### WHAT TO PRODUCE
Copy out the lines that include the word "name".

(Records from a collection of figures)

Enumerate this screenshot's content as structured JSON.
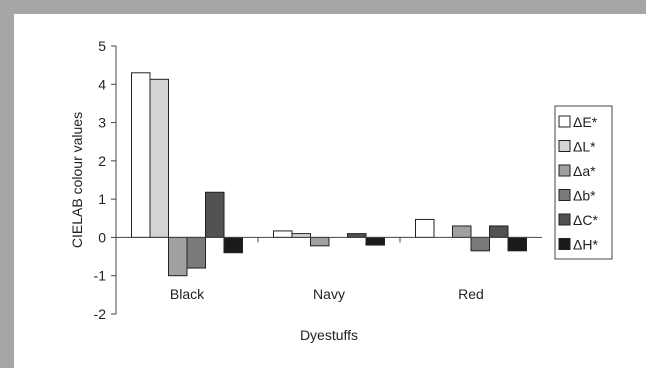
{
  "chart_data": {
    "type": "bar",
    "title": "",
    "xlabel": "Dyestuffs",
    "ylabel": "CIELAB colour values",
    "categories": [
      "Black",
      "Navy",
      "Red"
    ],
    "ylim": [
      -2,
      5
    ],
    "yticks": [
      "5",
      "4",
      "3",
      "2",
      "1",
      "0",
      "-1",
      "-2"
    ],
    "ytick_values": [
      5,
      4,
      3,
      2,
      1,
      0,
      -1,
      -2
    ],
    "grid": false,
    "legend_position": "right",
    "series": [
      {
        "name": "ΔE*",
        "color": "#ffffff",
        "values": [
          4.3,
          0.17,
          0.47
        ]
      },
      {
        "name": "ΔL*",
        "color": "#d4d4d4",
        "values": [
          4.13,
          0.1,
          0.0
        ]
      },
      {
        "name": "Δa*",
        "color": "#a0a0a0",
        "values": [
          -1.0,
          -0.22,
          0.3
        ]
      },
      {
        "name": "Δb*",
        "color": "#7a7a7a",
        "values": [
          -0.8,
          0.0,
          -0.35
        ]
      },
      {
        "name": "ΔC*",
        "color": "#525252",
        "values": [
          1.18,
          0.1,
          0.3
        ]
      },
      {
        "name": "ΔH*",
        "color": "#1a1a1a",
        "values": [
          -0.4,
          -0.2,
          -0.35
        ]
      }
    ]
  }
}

* * *

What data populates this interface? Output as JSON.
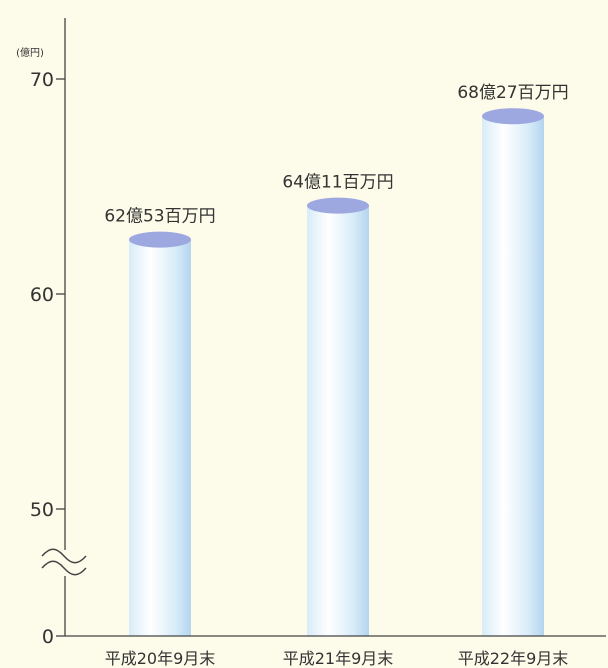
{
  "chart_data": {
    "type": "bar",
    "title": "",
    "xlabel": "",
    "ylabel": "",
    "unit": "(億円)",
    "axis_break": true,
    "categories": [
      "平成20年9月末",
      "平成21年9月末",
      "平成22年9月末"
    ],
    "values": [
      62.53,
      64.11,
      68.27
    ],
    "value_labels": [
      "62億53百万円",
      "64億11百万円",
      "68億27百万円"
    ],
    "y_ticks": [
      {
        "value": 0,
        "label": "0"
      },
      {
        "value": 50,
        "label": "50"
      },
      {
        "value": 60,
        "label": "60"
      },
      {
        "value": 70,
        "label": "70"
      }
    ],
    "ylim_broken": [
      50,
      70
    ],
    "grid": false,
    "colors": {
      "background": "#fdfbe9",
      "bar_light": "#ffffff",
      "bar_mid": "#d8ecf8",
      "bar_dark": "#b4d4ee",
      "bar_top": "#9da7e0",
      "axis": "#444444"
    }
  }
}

### RESULT FOR THIS EXERCISE
        "name": "ΔE*",
        "name": "ΔL*",
        "name": "Δa*",
        "name": "Δb*",
        "name": "ΔC*",
        "name": "ΔH*",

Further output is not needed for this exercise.